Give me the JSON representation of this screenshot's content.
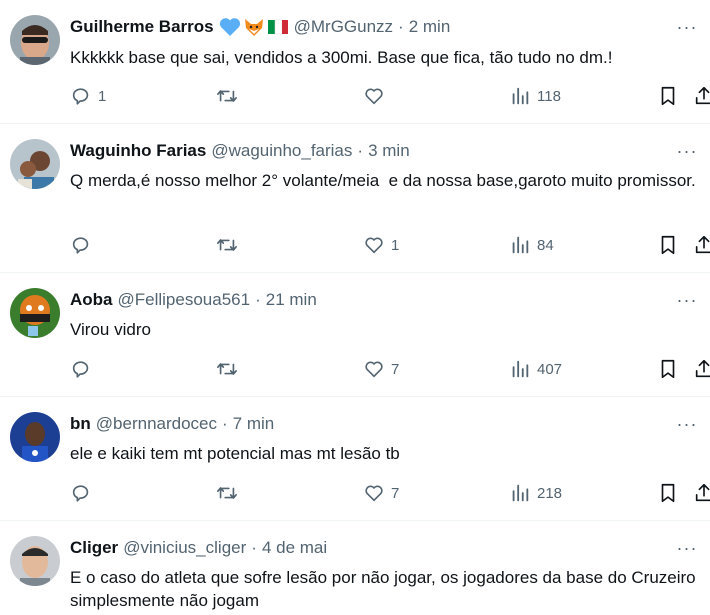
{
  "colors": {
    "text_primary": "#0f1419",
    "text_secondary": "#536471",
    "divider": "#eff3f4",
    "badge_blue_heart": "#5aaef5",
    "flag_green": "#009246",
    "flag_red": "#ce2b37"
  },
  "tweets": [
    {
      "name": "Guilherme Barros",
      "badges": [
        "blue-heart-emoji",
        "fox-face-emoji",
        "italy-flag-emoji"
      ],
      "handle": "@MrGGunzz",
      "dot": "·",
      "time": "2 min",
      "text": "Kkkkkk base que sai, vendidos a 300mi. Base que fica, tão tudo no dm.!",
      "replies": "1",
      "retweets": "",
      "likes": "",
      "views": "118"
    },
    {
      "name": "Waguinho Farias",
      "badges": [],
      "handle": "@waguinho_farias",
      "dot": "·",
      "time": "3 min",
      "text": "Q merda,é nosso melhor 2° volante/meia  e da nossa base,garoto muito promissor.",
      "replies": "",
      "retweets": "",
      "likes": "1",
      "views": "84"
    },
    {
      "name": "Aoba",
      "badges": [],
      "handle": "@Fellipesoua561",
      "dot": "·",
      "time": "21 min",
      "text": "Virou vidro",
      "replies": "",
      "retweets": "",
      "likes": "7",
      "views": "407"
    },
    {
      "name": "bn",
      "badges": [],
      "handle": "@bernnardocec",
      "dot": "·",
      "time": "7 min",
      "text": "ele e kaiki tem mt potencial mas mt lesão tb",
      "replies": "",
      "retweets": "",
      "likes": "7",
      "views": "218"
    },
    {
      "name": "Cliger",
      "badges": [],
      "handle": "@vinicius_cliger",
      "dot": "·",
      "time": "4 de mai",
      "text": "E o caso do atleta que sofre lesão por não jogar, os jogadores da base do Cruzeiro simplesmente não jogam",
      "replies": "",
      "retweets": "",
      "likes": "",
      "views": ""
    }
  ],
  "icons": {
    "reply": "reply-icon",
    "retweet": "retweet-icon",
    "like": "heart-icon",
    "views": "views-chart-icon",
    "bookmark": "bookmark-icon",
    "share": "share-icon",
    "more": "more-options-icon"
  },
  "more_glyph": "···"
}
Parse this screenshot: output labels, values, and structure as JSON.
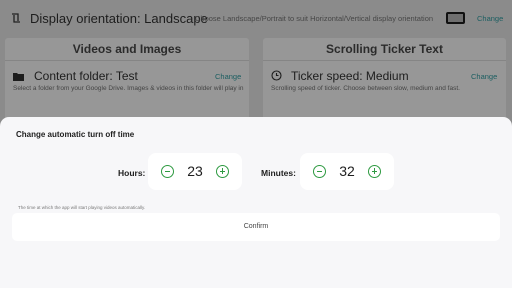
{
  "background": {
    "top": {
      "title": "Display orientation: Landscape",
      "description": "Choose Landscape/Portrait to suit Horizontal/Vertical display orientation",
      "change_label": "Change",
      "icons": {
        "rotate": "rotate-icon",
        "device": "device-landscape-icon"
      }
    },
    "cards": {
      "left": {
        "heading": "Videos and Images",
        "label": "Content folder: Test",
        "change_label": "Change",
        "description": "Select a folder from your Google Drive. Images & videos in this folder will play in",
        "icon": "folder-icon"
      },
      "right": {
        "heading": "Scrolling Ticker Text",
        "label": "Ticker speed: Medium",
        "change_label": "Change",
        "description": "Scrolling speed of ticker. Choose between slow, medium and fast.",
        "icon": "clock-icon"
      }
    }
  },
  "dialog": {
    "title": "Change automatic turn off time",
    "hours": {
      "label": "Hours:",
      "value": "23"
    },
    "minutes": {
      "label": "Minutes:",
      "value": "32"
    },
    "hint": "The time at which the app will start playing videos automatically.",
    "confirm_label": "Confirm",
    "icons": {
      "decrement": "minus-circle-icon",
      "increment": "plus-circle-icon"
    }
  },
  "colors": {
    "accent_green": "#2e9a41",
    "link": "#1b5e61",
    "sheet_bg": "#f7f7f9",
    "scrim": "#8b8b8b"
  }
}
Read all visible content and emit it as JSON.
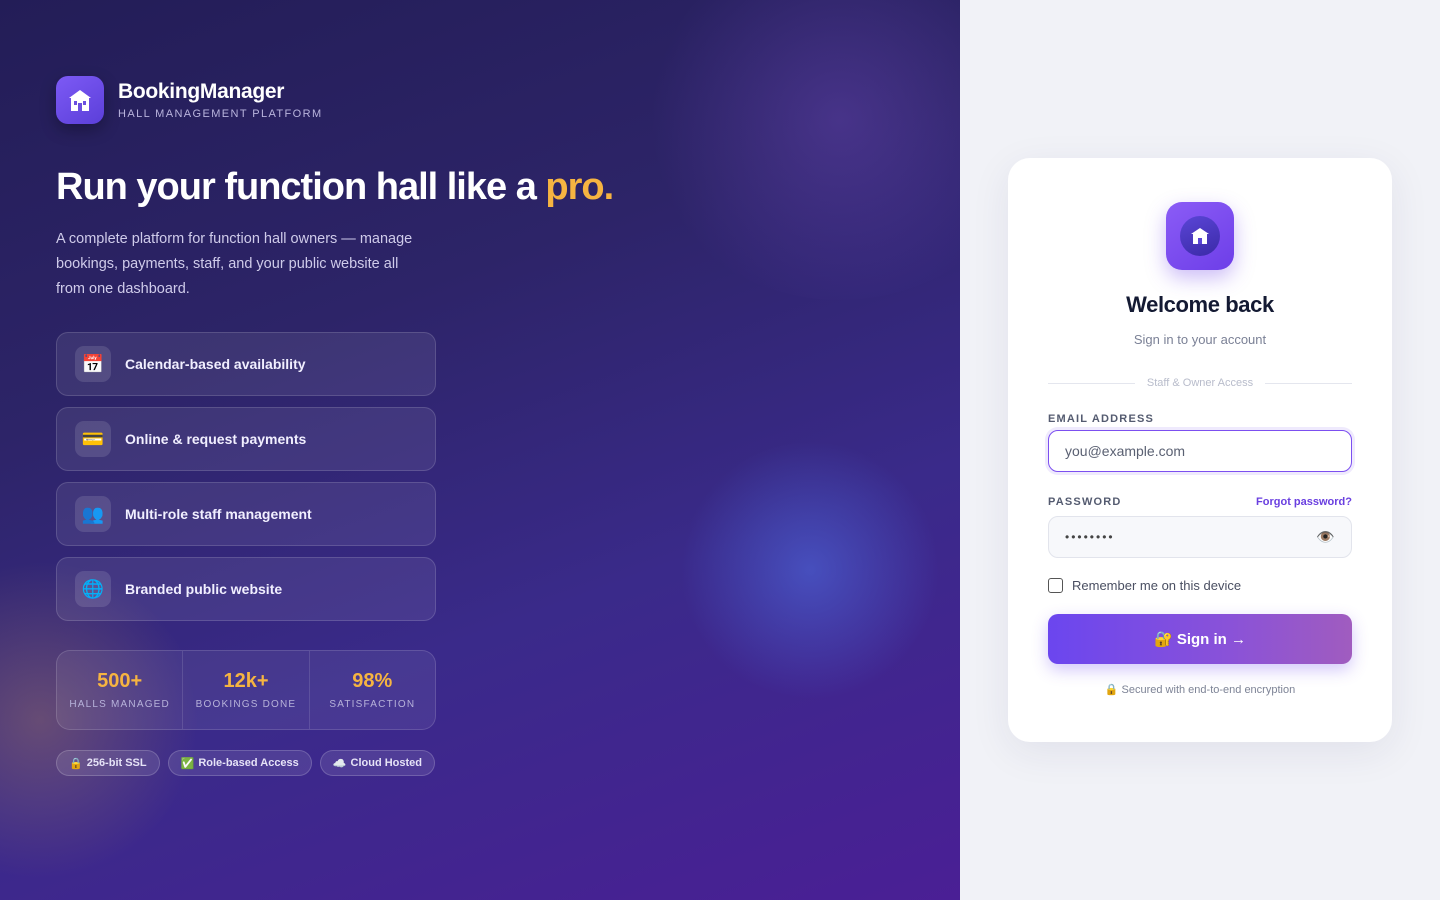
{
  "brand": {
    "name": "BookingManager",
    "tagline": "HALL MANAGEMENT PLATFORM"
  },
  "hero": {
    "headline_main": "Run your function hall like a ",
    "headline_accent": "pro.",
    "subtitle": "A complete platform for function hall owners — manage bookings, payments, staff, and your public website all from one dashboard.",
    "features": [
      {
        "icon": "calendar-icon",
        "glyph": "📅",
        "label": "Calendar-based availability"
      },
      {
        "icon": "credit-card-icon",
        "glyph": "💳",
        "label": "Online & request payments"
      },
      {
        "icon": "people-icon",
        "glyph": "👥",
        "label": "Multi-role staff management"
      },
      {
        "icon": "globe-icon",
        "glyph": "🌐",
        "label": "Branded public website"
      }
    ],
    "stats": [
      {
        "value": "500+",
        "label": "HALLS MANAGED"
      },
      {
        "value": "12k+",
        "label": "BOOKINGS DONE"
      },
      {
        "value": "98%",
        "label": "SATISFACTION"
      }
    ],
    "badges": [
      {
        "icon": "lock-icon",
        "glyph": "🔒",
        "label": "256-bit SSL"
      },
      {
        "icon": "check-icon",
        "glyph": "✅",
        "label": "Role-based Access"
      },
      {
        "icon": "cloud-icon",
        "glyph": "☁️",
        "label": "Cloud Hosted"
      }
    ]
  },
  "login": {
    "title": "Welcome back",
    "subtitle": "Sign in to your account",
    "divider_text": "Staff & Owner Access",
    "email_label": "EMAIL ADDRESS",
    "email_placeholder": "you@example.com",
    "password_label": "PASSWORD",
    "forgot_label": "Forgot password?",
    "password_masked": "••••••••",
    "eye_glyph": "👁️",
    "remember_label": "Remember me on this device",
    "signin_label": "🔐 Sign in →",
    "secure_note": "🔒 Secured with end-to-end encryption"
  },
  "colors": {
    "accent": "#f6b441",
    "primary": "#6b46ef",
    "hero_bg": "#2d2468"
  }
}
====
* _TO DO_: Return the full material word for word. Do not include the pictures.

* _SOLVED PROBLEM_:
Give me the JSON representation of this screenshot's content.
{
  "colors": {
    "text_primary": "#0f1419",
    "text_secondary": "#536471",
    "divider": "#eff3f4",
    "badge_blue_heart": "#5aaef5",
    "flag_green": "#009246",
    "flag_red": "#ce2b37"
  },
  "tweets": [
    {
      "name": "Guilherme Barros",
      "badges": [
        "blue-heart-emoji",
        "fox-face-emoji",
        "italy-flag-emoji"
      ],
      "handle": "@MrGGunzz",
      "dot": "·",
      "time": "2 min",
      "text": "Kkkkkk base que sai, vendidos a 300mi. Base que fica, tão tudo no dm.!",
      "replies": "1",
      "retweets": "",
      "likes": "",
      "views": "118"
    },
    {
      "name": "Waguinho Farias",
      "badges": [],
      "handle": "@waguinho_farias",
      "dot": "·",
      "time": "3 min",
      "text": "Q merda,é nosso melhor 2° volante/meia  e da nossa base,garoto muito promissor.",
      "replies": "",
      "retweets": "",
      "likes": "1",
      "views": "84"
    },
    {
      "name": "Aoba",
      "badges": [],
      "handle": "@Fellipesoua561",
      "dot": "·",
      "time": "21 min",
      "text": "Virou vidro",
      "replies": "",
      "retweets": "",
      "likes": "7",
      "views": "407"
    },
    {
      "name": "bn",
      "badges": [],
      "handle": "@bernnardocec",
      "dot": "·",
      "time": "7 min",
      "text": "ele e kaiki tem mt potencial mas mt lesão tb",
      "replies": "",
      "retweets": "",
      "likes": "7",
      "views": "218"
    },
    {
      "name": "Cliger",
      "badges": [],
      "handle": "@vinicius_cliger",
      "dot": "·",
      "time": "4 de mai",
      "text": "E o caso do atleta que sofre lesão por não jogar, os jogadores da base do Cruzeiro simplesmente não jogam",
      "replies": "",
      "retweets": "",
      "likes": "",
      "views": ""
    }
  ],
  "icons": {
    "reply": "reply-icon",
    "retweet": "retweet-icon",
    "like": "heart-icon",
    "views": "views-chart-icon",
    "bookmark": "bookmark-icon",
    "share": "share-icon",
    "more": "more-options-icon"
  },
  "more_glyph": "···"
}
Parse this screenshot: output labels, values, and structure as JSON.
{
  "background": {
    "top": {
      "title": "Display orientation: Landscape",
      "description": "Choose Landscape/Portrait to suit Horizontal/Vertical display orientation",
      "change_label": "Change",
      "icons": {
        "rotate": "rotate-icon",
        "device": "device-landscape-icon"
      }
    },
    "cards": {
      "left": {
        "heading": "Videos and Images",
        "label": "Content folder: Test",
        "change_label": "Change",
        "description": "Select a folder from your Google Drive. Images & videos in this folder will play in",
        "icon": "folder-icon"
      },
      "right": {
        "heading": "Scrolling Ticker Text",
        "label": "Ticker speed: Medium",
        "change_label": "Change",
        "description": "Scrolling speed of ticker. Choose between slow, medium and fast.",
        "icon": "clock-icon"
      }
    }
  },
  "dialog": {
    "title": "Change automatic turn off time",
    "hours": {
      "label": "Hours:",
      "value": "23"
    },
    "minutes": {
      "label": "Minutes:",
      "value": "32"
    },
    "hint": "The time at which the app will start playing videos automatically.",
    "confirm_label": "Confirm",
    "icons": {
      "decrement": "minus-circle-icon",
      "increment": "plus-circle-icon"
    }
  },
  "colors": {
    "accent_green": "#2e9a41",
    "link": "#1b5e61",
    "sheet_bg": "#f7f7f9",
    "scrim": "#8b8b8b"
  }
}
Read all visible content and emit it as JSON.
{
  "brand": {
    "name": "BookingManager",
    "tagline": "HALL MANAGEMENT PLATFORM"
  },
  "hero": {
    "headline_main": "Run your function hall like a ",
    "headline_accent": "pro.",
    "subtitle": "A complete platform for function hall owners — manage bookings, payments, staff, and your public website all from one dashboard.",
    "features": [
      {
        "icon": "calendar-icon",
        "glyph": "📅",
        "label": "Calendar-based availability"
      },
      {
        "icon": "credit-card-icon",
        "glyph": "💳",
        "label": "Online & request payments"
      },
      {
        "icon": "people-icon",
        "glyph": "👥",
        "label": "Multi-role staff management"
      },
      {
        "icon": "globe-icon",
        "glyph": "🌐",
        "label": "Branded public website"
      }
    ],
    "stats": [
      {
        "value": "500+",
        "label": "HALLS MANAGED"
      },
      {
        "value": "12k+",
        "label": "BOOKINGS DONE"
      },
      {
        "value": "98%",
        "label": "SATISFACTION"
      }
    ],
    "badges": [
      {
        "icon": "lock-icon",
        "glyph": "🔒",
        "label": "256-bit SSL"
      },
      {
        "icon": "check-icon",
        "glyph": "✅",
        "label": "Role-based Access"
      },
      {
        "icon": "cloud-icon",
        "glyph": "☁️",
        "label": "Cloud Hosted"
      }
    ]
  },
  "login": {
    "title": "Welcome back",
    "subtitle": "Sign in to your account",
    "divider_text": "Staff & Owner Access",
    "email_label": "EMAIL ADDRESS",
    "email_placeholder": "you@example.com",
    "password_label": "PASSWORD",
    "forgot_label": "Forgot password?",
    "password_masked": "••••••••",
    "eye_glyph": "👁️",
    "remember_label": "Remember me on this device",
    "signin_label": "🔐 Sign in →",
    "secure_note": "🔒 Secured with end-to-end encryption"
  },
  "colors": {
    "accent": "#f6b441",
    "primary": "#6b46ef",
    "hero_bg": "#2d2468"
  }
}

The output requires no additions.